**What is asked**
From the entries provided below, copy each line that contains the word "principal".

**Material**
— begin —
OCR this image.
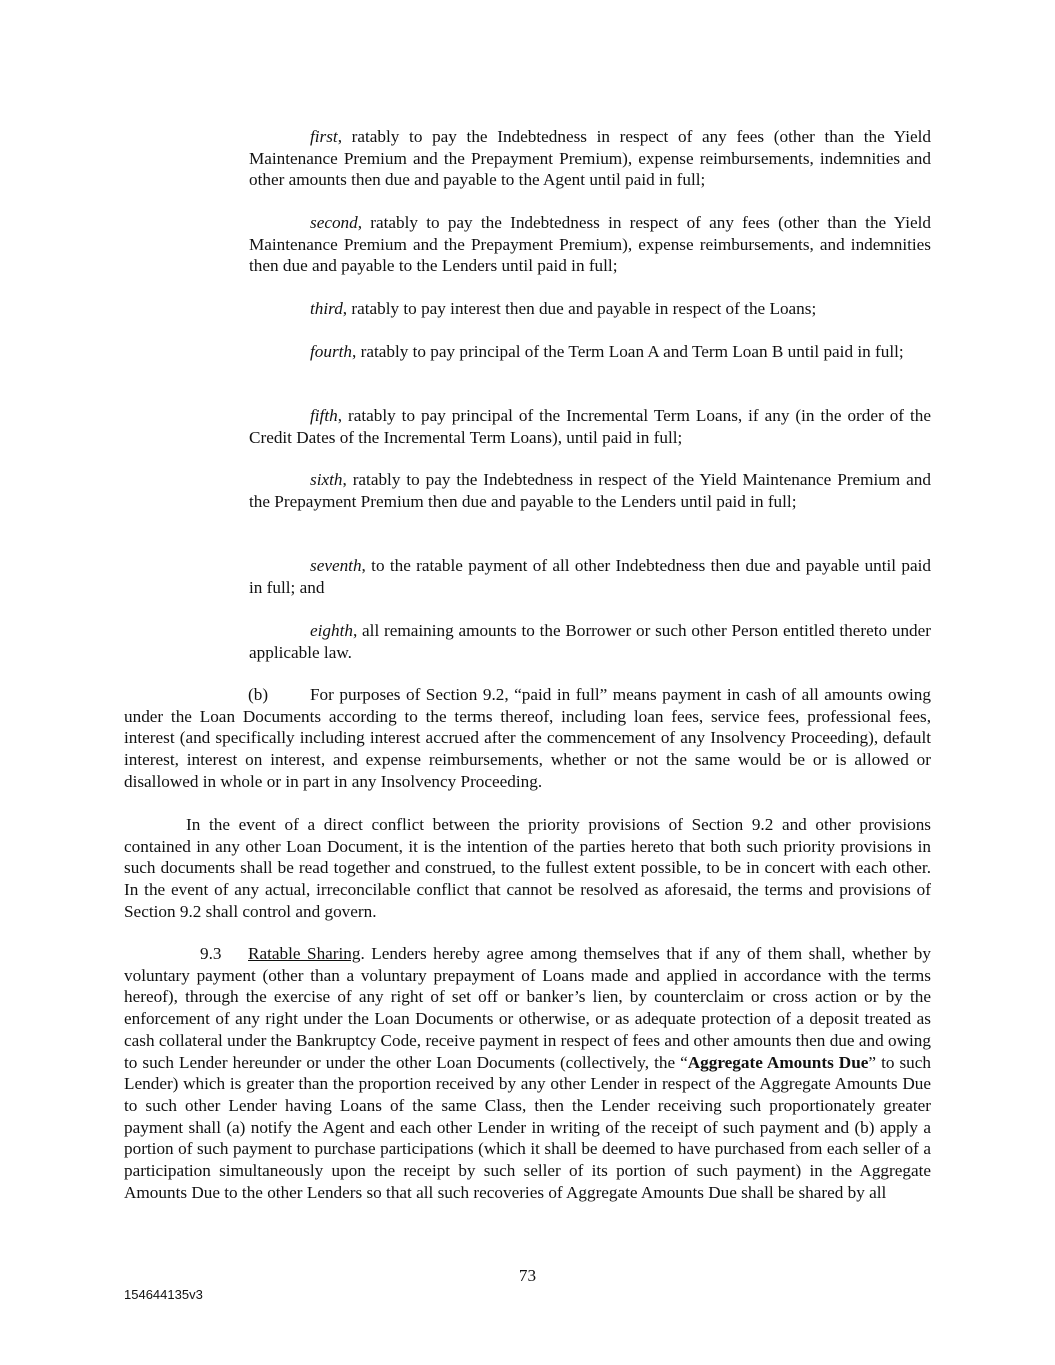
first, ratably to pay the Indebtedness in respect of any fees (other than the Yield Maintenance Premium and the Prepayment Premium), expense reimbursements, indemnities and other amounts then due and payable to the Agent until paid in full;

second, ratably to pay the Indebtedness in respect of any fees (other than the Yield Maintenance Premium and the Prepayment Premium), expense reimbursements, and indemnities then due and payable to the Lenders until paid in full;

third, ratably to pay interest then due and payable in respect of the Loans;

fourth, ratably to pay principal of the Term Loan A and Term Loan B until paid in full;

fifth, ratably to pay principal of the Incremental Term Loans, if any (in the order of the Credit Dates of the Incremental Term Loans), until paid in full;

sixth, ratably to pay the Indebtedness in respect of the Yield Maintenance Premium and the Prepayment Premium then due and payable to the Lenders until paid in full;

seventh, to the ratable payment of all other Indebtedness then due and payable until paid in full; and

eighth, all remaining amounts to the Borrower or such other Person entitled thereto under applicable law.

(b) For purposes of Section 9.2, “paid in full” means payment in cash of all amounts owing under the Loan Documents according to the terms thereof, including loan fees, service fees, professional fees, interest (and specifically including interest accrued after the commencement of any Insolvency Proceeding), default interest, interest on interest, and expense reimbursements, whether or not the same would be or is allowed or disallowed in whole or in part in any Insolvency Proceeding.

In the event of a direct conflict between the priority provisions of Section 9.2 and other provisions contained in any other Loan Document, it is the intention of the parties hereto that both such priority provisions in such documents shall be read together and construed, to the fullest extent possible, to be in concert with each other. In the event of any actual, irreconcilable conflict that cannot be resolved as aforesaid, the terms and provisions of Section 9.2 shall control and govern.

9.3 Ratable Sharing. Lenders hereby agree among themselves that if any of them shall, whether by voluntary payment (other than a voluntary prepayment of Loans made and applied in accordance with the terms hereof), through the exercise of any right of set off or banker’s lien, by counterclaim or cross action or by the enforcement of any right under the Loan Documents or otherwise, or as adequate protection of a deposit treated as cash collateral under the Bankruptcy Code, receive payment in respect of fees and other amounts then due and owing to such Lender hereunder or under the other Loan Documents (collectively, the “Aggregate Amounts Due” to such Lender) which is greater than the proportion received by any other Lender in respect of the Aggregate Amounts Due to such other Lender having Loans of the same Class, then the Lender receiving such proportionately greater payment shall (a) notify the Agent and each other Lender in writing of the receipt of such payment and (b) apply a portion of such payment to purchase participations (which it shall be deemed to have purchased from each seller of a participation simultaneously upon the receipt by such seller of its portion of such payment) in the Aggregate Amounts Due to the other Lenders so that all such recoveries of Aggregate Amounts Due shall be shared by all

73
154644135v3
— end —
**Written solution**
fourth, ratably to pay principal of the Term Loan A and Term Loan B until paid in full;
fifth, ratably to pay principal of the Incremental Term Loans, if any (in the order of the Credit Dates of the Incremental Term Loans), until paid in full;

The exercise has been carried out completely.